REQUIREMENT = Find each line with the string "when" and report it.

** BEGIN **

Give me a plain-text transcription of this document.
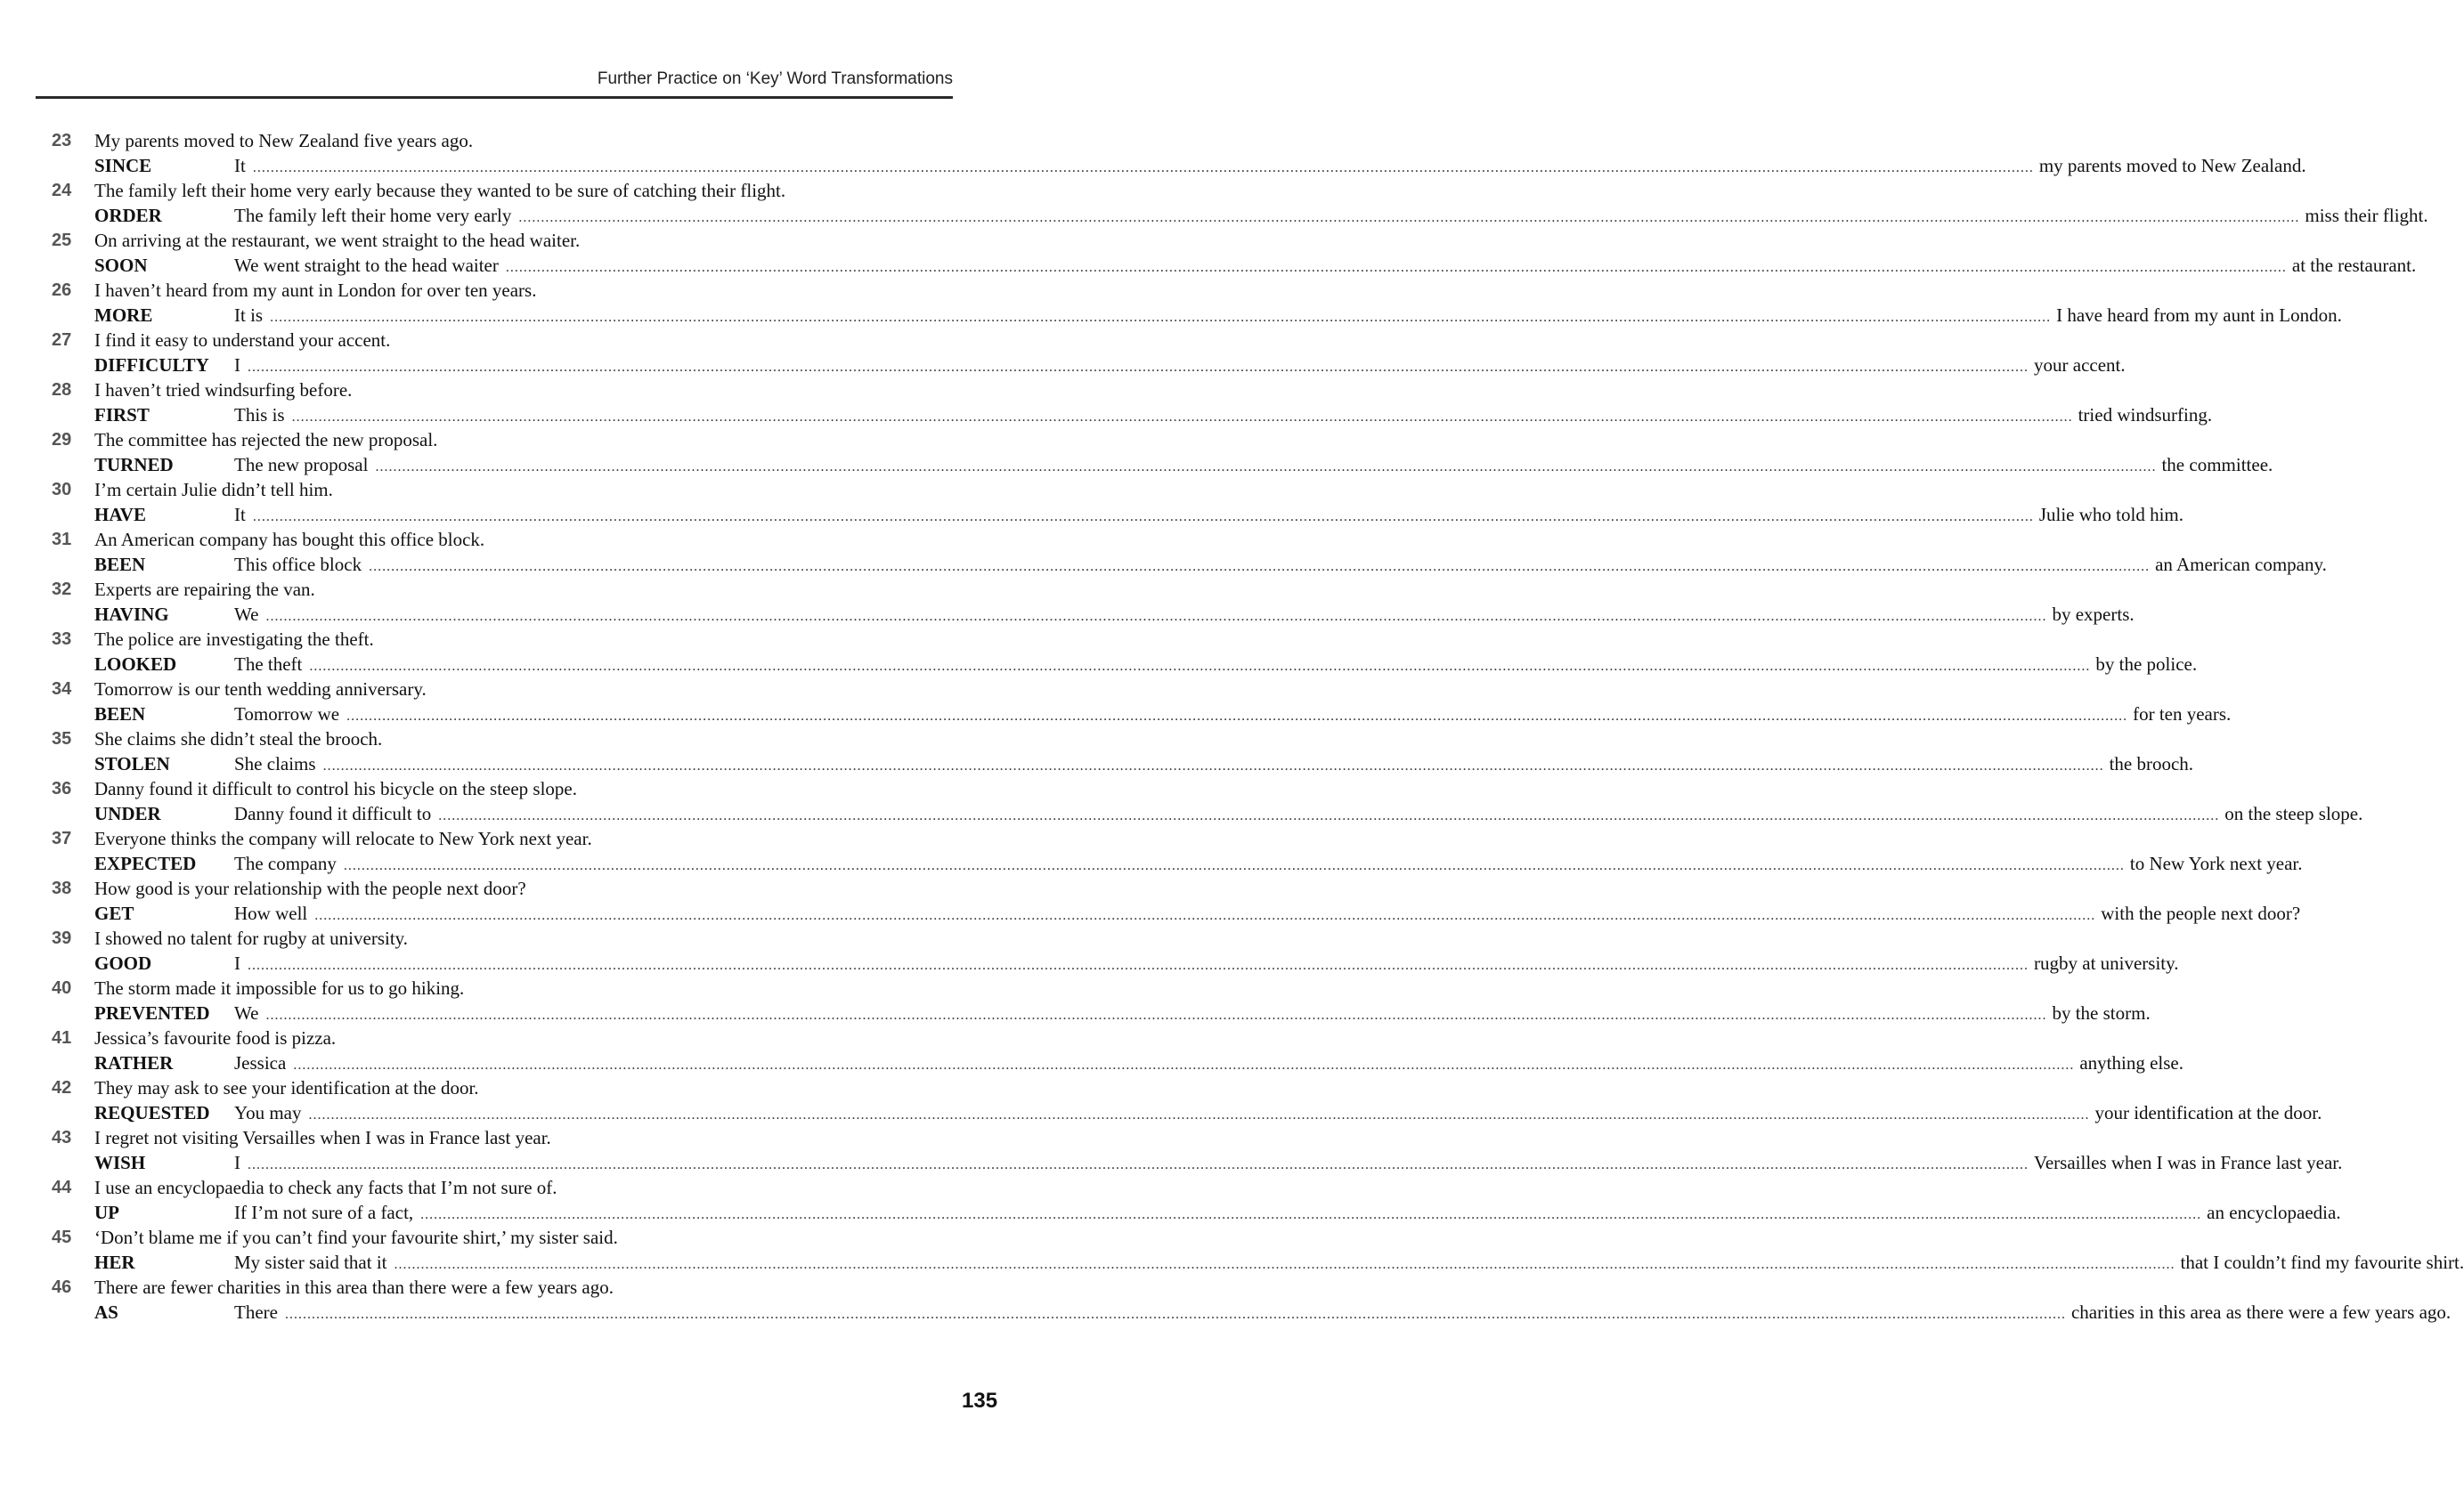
Further Practice on ‘Key’ Word Transformations
23 My parents moved to New Zealand five years ago.
SINCE	It ................................................................................................................................................................................................................................................................................................................................................................................................................ my parents moved to New Zealand.
24 The family left their home very early because they wanted to be sure of catching their flight.
ORDER	The family left their home very early ................................................................................................................................................................................................................................................................................................................................................................................................................ miss their flight.
25 On arriving at the restaurant, we went straight to the head waiter.
SOON	We went straight to the head waiter ................................................................................................................................................................................................................................................................................................................................................................................................................ at the restaurant.
26 I haven’t heard from my aunt in London for over ten years.
MORE	It is ................................................................................................................................................................................................................................................................................................................................................................................................................ I have heard from my aunt in London.
27 I find it easy to understand your accent.
DIFFICULTY I ................................................................................................................................................................................................................................................................................................................................................................................................................ your accent.
28 I haven’t tried windsurfing before.
FIRST	This is ................................................................................................................................................................................................................................................................................................................................................................................................................ tried windsurfing.
29 The committee has rejected the new proposal.
TURNED	The new proposal ................................................................................................................................................................................................................................................................................................................................................................................................................ the committee.
30 I’m certain Julie didn’t tell him.
HAVE	It ................................................................................................................................................................................................................................................................................................................................................................................................................ Julie who told him.
31 An American company has bought this office block.
BEEN	This office block ................................................................................................................................................................................................................................................................................................................................................................................................................ an American company.
32 Experts are repairing the van.
HAVING	We ................................................................................................................................................................................................................................................................................................................................................................................................................ by experts.
33 The police are investigating the theft.
LOOKED	The theft ................................................................................................................................................................................................................................................................................................................................................................................................................ by the police.
34 Tomorrow is our tenth wedding anniversary.
BEEN	Tomorrow we ................................................................................................................................................................................................................................................................................................................................................................................................................ for ten years.
35 She claims she didn’t steal the brooch.
STOLEN	She claims ................................................................................................................................................................................................................................................................................................................................................................................................................ the brooch.
36 Danny found it difficult to control his bicycle on the steep slope.
UNDER	Danny found it difficult to ................................................................................................................................................................................................................................................................................................................................................................................................................ on the steep slope.
37 Everyone thinks the company will relocate to New York next year.
EXPECTED The company ................................................................................................................................................................................................................................................................................................................................................................................................................ to New York next year.
38 How good is your relationship with the people next door?
GET	How well ................................................................................................................................................................................................................................................................................................................................................................................................................ with the people next door?
39 I showed no talent for rugby at university.
GOOD	I ................................................................................................................................................................................................................................................................................................................................................................................................................ rugby at university.
40 The storm made it impossible for us to go hiking.
PREVENTED We ................................................................................................................................................................................................................................................................................................................................................................................................................ by the storm.
41 Jessica’s favourite food is pizza.
RATHER	Jessica ................................................................................................................................................................................................................................................................................................................................................................................................................ anything else.
42 They may ask to see your identification at the door.
REQUESTED You may ................................................................................................................................................................................................................................................................................................................................................................................................................ your identification at the door.
43 I regret not visiting Versailles when I was in France last year.
WISH	I ................................................................................................................................................................................................................................................................................................................................................................................................................ Versailles when I was in France last year.
44 I use an encyclopaedia to check any facts that I’m not sure of.
UP	If I’m not sure of a fact, ................................................................................................................................................................................................................................................................................................................................................................................................................ an encyclopaedia.
45 ‘Don’t blame me if you can’t find your favourite shirt,’ my sister said.
HER	My sister said that it ................................................................................................................................................................................................................................................................................................................................................................................................................ that I couldn’t find my favourite shirt.
46 There are fewer charities in this area than there were a few years ago.
AS	There ................................................................................................................................................................................................................................................................................................................................................................................................................ charities in this area as there were a few years ago.
135
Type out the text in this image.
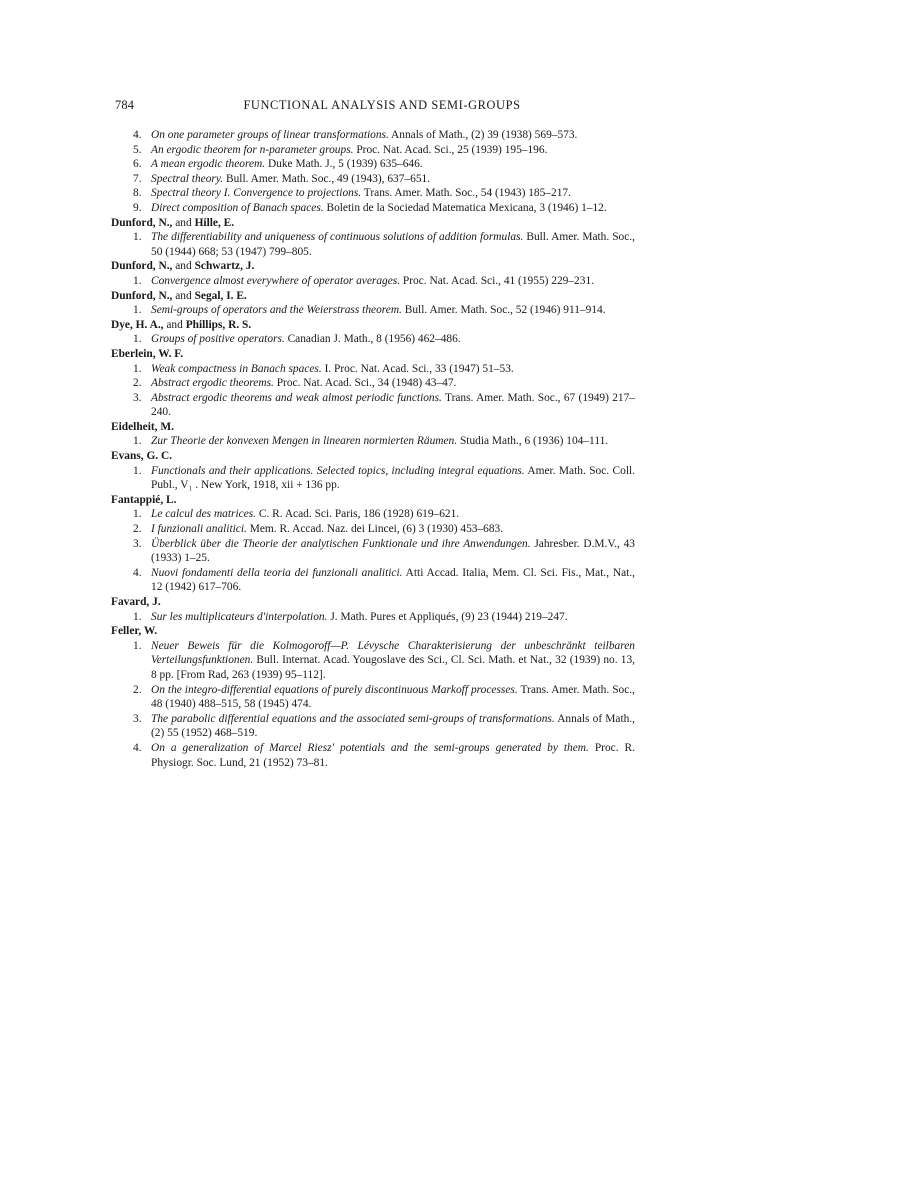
784	FUNCTIONAL ANALYSIS AND SEMI-GROUPS

4. On one parameter groups of linear transformations. Annals of Math., (2) 39 (1938) 569–573.

5. An ergodic theorem for n-parameter groups. Proc. Nat. Acad. Sci., 25 (1939) 195–196.

6. A mean ergodic theorem. Duke Math. J., 5 (1939) 635–646.

7. Spectral theory. Bull. Amer. Math. Soc., 49 (1943), 637–651.

8. Spectral theory I. Convergence to projections. Trans. Amer. Math. Soc., 54 (1943) 185–217.

9. Direct composition of Banach spaces. Boletin de la Sociedad Matematica Mexicana, 3 (1946) 1–12.

Dunford, N., and Hille, E.

1. The differentiability and uniqueness of continuous solutions of addition formulas. Bull. Amer. Math. Soc., 50 (1944) 668; 53 (1947) 799–805.

Dunford, N., and Schwartz, J.

1. Convergence almost everywhere of operator averages. Proc. Nat. Acad. Sci., 41 (1955) 229–231.

Dunford, N., and Segal, I. E.

1. Semi-groups of operators and the Weierstrass theorem. Bull. Amer. Math. Soc., 52 (1946) 911–914.

Dye, H. A., and Phillips, R. S.

1. Groups of positive operators. Canadian J. Math., 8 (1956) 462–486.

Eberlein, W. F.

1. Weak compactness in Banach spaces. I. Proc. Nat. Acad. Sci., 33 (1947) 51–53.

2. Abstract ergodic theorems. Proc. Nat. Acad. Sci., 34 (1948) 43–47.

3. Abstract ergodic theorems and weak almost periodic functions. Trans. Amer. Math. Soc., 67 (1949) 217–240.

Eidelheit, M.

1. Zur Theorie der konvexen Mengen in linearen normierten Räumen. Studia Math., 6 (1936) 104–111.

Evans, G. C.

1. Functionals and their applications. Selected topics, including integral equations. Amer. Math. Soc. Coll. Publ., V₁ . New York, 1918, xii + 136 pp.

Fantappié, L.

1. Le calcul des matrices. C. R. Acad. Sci. Paris, 186 (1928) 619–621.

2. I funzionali analitici. Mem. R. Accad. Naz. dei Lincei, (6) 3 (1930) 453–683.

3. Überblick über die Theorie der analytischen Funktionale und ihre Anwendungen. Jahresber. D.M.V., 43 (1933) 1–25.

4. Nuovi fondamenti della teoria dei funzionali analitici. Atti Accad. Italia, Mem. Cl. Sci. Fis., Mat., Nat., 12 (1942) 617–706.

Favard, J.

1. Sur les multiplicateurs d'interpolation. J. Math. Pures et Appliqués, (9) 23 (1944) 219–247.

Feller, W.

1. Neuer Beweis für die Kolmogoroff—P. Lévysche Charakterisierung der unbeschränkt teilbaren Verteilungsfunktionen. Bull. Internat. Acad. Yougoslave des Sci., Cl. Sci. Math. et Nat., 32 (1939) no. 13, 8 pp. [From Rad, 263 (1939) 95–112].

2. On the integro-differential equations of purely discontinuous Markoff processes. Trans. Amer. Math. Soc., 48 (1940) 488–515, 58 (1945) 474.

3. The parabolic differential equations and the associated semi-groups of transformations. Annals of Math., (2) 55 (1952) 468–519.

4. On a generalization of Marcel Riesz' potentials and the semi-groups generated by them. Proc. R. Physiogr. Soc. Lund, 21 (1952) 73–81.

** END **

THE COMPLETED TASK =
43 I regret not visiting Versailles when I was in France last year.
WISH	I ................................................................................................................................................................................................................................................................................................................................................................................................................ Versailles when I was in France last year.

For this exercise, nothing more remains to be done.